Collect every line that includes the string "icon".

[start]

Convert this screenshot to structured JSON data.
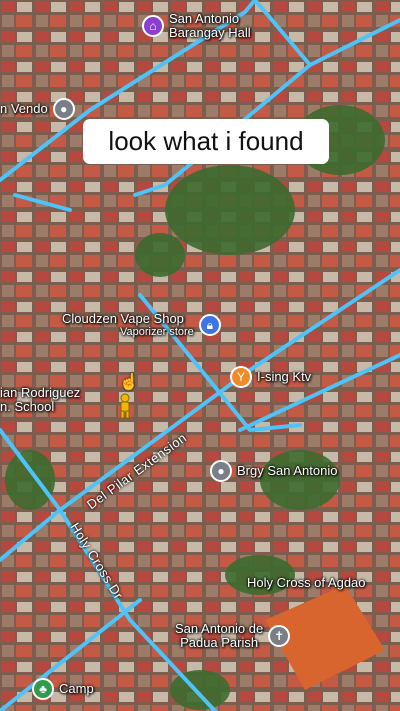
{
  "caption": "look what i found",
  "colors": {
    "road": "#4fc3f7",
    "roof_red": "#b5493f",
    "tree": "#3d6b2f",
    "place_pin": "#8a3fd1",
    "shop_pin": "#3d74e6",
    "bar_pin": "#f08a24",
    "gov_pin": "#7a7f87",
    "church_pin": "#7a7f87",
    "park_pin": "#2e9c4a"
  },
  "places": {
    "barangay_hall": {
      "name": "San Antonio",
      "name2": "Barangay Hall",
      "icon": "building-icon"
    },
    "vendo": {
      "name": "n Vendo",
      "icon": "pin-icon"
    },
    "vape_shop": {
      "name": "Cloudzen Vape Shop",
      "sub": "Vaporizer store",
      "icon": "shopping-bag-icon"
    },
    "school": {
      "name": "ian Rodriguez",
      "name2": "n. School"
    },
    "bar": {
      "name": "I-sing Ktv",
      "icon": "cocktail-icon"
    },
    "brgy": {
      "name": "Brgy San Antonio",
      "icon": "pin-icon"
    },
    "holy_cross": {
      "name": "Holy Cross of Agdao"
    },
    "parish": {
      "name": "San Antonio de",
      "name2": "Padua Parish",
      "icon": "cross-icon"
    },
    "camp": {
      "name": "Camp",
      "icon": "tree-icon"
    }
  },
  "streets": {
    "del_pilar": "Del Pilar Extension",
    "holy_cross_dr": "Holy Cross Dr"
  }
}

[end]

Task output:
      "icon": "building-icon"
      "icon": "pin-icon"
      "icon": "shopping-bag-icon"
      "icon": "cocktail-icon"
      "icon": "pin-icon"
      "icon": "cross-icon"
      "icon": "tree-icon"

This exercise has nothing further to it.